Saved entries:
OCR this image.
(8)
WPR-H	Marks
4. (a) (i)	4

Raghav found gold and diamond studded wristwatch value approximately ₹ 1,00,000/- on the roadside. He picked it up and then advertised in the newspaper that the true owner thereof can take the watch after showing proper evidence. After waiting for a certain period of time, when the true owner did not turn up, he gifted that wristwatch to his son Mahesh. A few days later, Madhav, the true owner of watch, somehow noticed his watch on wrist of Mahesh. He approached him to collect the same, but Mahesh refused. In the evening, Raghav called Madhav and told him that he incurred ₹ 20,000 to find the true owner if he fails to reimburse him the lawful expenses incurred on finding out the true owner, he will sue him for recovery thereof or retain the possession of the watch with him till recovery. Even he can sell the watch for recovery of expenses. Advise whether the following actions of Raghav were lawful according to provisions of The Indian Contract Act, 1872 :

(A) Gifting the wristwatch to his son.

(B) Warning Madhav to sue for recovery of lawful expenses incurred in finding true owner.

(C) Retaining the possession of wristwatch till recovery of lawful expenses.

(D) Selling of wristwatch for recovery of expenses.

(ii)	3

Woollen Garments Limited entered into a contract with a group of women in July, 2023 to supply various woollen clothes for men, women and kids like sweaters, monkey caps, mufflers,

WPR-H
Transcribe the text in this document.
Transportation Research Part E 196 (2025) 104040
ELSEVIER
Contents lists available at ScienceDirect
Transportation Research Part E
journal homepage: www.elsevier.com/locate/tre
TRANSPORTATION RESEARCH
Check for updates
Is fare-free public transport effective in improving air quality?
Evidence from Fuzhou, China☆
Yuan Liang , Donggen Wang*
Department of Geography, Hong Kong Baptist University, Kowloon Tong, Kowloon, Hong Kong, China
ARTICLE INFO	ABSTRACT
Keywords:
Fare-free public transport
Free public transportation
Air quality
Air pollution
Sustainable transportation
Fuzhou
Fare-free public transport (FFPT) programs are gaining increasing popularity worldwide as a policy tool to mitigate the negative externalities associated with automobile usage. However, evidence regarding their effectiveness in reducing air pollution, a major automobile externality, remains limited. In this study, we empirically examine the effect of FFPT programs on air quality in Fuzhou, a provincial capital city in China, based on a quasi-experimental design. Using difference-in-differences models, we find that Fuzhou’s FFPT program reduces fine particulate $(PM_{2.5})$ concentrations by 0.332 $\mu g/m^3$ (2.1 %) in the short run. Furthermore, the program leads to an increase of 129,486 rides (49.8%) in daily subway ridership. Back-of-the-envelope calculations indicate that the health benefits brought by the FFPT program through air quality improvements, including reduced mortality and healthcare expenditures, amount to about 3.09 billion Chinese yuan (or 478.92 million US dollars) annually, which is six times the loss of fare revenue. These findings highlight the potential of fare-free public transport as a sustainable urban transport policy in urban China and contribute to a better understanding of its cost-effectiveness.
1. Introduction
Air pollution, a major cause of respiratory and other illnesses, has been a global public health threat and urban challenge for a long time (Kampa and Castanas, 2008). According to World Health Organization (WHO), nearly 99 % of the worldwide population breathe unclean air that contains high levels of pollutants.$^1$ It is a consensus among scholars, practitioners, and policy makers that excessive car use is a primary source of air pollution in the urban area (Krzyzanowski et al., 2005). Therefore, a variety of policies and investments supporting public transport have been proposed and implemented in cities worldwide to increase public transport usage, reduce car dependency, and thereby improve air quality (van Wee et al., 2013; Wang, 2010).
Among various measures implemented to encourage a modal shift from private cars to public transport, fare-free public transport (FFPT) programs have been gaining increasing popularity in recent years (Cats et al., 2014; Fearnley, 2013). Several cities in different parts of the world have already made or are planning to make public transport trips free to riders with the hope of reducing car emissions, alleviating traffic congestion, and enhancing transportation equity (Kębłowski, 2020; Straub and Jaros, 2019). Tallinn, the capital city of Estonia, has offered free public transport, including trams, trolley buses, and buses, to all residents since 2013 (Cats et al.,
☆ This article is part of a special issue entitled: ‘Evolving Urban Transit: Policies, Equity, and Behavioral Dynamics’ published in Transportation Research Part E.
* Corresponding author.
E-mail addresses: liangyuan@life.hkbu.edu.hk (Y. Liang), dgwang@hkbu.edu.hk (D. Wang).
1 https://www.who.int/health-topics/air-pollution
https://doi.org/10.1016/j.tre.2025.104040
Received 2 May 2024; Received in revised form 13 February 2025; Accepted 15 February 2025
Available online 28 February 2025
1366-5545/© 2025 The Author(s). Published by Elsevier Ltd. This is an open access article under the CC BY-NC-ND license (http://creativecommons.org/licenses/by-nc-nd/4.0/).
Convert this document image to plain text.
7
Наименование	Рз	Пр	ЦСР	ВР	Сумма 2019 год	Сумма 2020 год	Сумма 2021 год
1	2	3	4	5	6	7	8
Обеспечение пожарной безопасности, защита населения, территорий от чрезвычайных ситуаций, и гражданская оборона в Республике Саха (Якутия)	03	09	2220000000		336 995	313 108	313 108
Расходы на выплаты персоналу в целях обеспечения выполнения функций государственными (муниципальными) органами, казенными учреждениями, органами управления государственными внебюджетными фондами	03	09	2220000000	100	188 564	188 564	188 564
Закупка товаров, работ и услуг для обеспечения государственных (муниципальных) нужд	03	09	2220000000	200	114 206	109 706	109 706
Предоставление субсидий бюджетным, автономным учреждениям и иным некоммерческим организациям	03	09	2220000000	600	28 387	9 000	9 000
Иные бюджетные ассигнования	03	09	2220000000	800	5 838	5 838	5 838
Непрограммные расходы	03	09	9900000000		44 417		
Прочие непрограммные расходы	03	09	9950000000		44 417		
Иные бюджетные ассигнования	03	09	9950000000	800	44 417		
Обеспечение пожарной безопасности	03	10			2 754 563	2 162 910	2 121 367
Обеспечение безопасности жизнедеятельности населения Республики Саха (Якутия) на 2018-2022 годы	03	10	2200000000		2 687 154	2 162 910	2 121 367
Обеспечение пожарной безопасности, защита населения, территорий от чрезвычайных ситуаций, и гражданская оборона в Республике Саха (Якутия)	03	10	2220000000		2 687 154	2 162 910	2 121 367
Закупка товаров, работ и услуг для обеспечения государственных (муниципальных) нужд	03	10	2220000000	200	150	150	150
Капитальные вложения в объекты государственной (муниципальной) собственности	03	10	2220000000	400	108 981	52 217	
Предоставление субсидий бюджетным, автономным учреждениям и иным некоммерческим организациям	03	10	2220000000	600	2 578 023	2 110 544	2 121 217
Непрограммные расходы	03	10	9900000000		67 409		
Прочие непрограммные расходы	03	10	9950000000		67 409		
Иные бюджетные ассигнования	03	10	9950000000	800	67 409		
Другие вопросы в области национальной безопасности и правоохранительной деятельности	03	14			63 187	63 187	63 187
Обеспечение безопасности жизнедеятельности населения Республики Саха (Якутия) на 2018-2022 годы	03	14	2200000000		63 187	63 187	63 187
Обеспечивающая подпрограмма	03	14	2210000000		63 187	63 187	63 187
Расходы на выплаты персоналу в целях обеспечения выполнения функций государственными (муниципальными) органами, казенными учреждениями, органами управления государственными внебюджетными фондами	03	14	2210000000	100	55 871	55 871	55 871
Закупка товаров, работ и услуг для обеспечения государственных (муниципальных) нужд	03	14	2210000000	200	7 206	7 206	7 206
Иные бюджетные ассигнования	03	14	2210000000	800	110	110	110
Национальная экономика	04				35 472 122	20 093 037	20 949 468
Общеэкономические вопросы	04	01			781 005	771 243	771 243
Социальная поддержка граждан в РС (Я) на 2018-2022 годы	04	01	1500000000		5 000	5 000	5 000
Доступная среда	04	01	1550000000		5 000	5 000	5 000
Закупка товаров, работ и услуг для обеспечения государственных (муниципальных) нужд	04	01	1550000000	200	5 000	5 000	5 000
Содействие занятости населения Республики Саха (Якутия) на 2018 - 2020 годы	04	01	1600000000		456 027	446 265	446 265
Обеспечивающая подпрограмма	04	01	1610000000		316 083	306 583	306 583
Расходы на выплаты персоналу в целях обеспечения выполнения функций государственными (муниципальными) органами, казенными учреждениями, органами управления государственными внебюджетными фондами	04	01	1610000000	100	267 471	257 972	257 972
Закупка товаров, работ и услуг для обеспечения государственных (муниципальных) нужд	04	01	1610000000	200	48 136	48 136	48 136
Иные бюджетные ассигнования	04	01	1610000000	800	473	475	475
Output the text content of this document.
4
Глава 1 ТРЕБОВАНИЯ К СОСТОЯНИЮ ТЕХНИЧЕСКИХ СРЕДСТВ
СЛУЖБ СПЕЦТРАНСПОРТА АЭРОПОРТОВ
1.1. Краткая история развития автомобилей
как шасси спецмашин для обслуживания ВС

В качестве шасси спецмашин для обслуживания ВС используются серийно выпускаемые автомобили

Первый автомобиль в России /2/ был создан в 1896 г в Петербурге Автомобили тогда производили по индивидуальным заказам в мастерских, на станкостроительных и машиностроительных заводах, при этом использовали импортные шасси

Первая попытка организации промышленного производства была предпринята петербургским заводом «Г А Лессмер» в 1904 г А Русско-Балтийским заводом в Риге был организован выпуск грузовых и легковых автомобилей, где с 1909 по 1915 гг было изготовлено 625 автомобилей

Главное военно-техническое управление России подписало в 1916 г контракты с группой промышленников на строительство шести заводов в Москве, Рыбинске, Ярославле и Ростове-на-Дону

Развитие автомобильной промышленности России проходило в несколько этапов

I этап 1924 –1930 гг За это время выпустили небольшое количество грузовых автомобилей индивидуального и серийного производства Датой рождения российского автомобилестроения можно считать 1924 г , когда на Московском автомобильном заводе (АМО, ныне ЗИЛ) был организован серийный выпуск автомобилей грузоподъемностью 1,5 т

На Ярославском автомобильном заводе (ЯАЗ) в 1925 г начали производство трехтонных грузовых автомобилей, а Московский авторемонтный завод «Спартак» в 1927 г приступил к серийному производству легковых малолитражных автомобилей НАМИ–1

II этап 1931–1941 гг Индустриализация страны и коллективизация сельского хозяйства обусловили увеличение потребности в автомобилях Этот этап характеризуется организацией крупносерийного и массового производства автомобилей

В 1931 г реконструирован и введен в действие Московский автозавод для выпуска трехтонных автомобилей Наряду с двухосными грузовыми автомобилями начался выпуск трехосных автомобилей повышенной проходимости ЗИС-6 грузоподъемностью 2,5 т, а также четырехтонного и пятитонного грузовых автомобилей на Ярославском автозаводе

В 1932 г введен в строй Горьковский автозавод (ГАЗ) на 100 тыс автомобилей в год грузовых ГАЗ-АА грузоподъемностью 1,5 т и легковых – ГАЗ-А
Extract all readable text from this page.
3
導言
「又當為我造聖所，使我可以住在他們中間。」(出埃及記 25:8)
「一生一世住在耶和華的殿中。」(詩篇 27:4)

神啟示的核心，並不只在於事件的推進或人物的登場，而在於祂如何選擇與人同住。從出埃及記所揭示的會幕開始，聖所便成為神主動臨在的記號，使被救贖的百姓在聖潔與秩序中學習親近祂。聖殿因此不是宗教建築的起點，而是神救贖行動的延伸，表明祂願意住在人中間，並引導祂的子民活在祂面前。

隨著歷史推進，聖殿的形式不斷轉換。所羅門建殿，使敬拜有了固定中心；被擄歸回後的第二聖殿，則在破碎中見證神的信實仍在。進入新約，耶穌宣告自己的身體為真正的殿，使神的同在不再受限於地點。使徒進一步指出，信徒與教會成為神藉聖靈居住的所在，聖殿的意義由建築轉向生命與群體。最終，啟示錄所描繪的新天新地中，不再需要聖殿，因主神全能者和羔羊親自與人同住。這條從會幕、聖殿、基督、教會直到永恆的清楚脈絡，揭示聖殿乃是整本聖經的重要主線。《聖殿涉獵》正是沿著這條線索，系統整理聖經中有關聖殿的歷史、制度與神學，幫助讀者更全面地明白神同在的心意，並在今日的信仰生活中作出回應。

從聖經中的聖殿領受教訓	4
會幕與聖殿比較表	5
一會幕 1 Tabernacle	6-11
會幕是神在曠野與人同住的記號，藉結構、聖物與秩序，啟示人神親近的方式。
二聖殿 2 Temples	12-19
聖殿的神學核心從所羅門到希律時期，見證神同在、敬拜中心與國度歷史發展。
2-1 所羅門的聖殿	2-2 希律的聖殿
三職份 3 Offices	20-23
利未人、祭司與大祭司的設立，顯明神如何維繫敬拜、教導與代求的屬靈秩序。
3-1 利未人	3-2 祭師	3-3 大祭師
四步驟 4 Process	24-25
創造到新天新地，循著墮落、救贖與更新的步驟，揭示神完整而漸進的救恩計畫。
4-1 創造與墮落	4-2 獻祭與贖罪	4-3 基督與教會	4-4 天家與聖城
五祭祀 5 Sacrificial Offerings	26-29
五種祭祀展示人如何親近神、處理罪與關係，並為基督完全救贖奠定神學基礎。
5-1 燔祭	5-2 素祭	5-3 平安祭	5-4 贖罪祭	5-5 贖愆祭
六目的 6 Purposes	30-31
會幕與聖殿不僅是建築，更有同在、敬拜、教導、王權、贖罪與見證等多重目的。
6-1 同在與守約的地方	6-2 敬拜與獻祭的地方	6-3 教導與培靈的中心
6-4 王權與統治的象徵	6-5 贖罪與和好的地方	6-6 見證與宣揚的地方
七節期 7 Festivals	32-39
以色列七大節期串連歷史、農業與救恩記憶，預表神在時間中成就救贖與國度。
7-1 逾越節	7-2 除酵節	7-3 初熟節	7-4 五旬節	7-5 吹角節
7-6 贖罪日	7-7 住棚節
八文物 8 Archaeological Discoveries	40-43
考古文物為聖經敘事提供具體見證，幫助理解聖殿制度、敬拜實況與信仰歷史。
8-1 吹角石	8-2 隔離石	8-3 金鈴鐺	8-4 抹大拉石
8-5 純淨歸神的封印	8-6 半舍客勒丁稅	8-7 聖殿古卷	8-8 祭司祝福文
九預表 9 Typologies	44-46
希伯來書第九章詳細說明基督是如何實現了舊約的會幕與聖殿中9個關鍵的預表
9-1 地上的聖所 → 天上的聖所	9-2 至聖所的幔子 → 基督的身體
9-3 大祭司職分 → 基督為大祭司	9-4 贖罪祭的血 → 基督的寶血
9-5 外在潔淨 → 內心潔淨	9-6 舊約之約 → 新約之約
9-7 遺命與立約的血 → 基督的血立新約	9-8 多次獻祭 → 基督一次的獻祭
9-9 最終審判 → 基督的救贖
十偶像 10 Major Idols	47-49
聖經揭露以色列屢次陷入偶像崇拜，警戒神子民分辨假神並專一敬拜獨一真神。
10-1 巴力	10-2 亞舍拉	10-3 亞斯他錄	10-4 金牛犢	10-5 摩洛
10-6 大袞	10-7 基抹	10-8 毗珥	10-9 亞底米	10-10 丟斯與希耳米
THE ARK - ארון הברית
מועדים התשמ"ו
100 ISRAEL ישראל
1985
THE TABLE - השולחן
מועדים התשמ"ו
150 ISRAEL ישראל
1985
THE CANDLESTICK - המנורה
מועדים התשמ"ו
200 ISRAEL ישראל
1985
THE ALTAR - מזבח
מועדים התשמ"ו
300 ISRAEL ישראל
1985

Task requirements:
Reproduce each line of the entries in which the word "document" is found.

Correct response:
Transcribe the text in this document.
Convert this document image to plain text.
Output the text content of this document.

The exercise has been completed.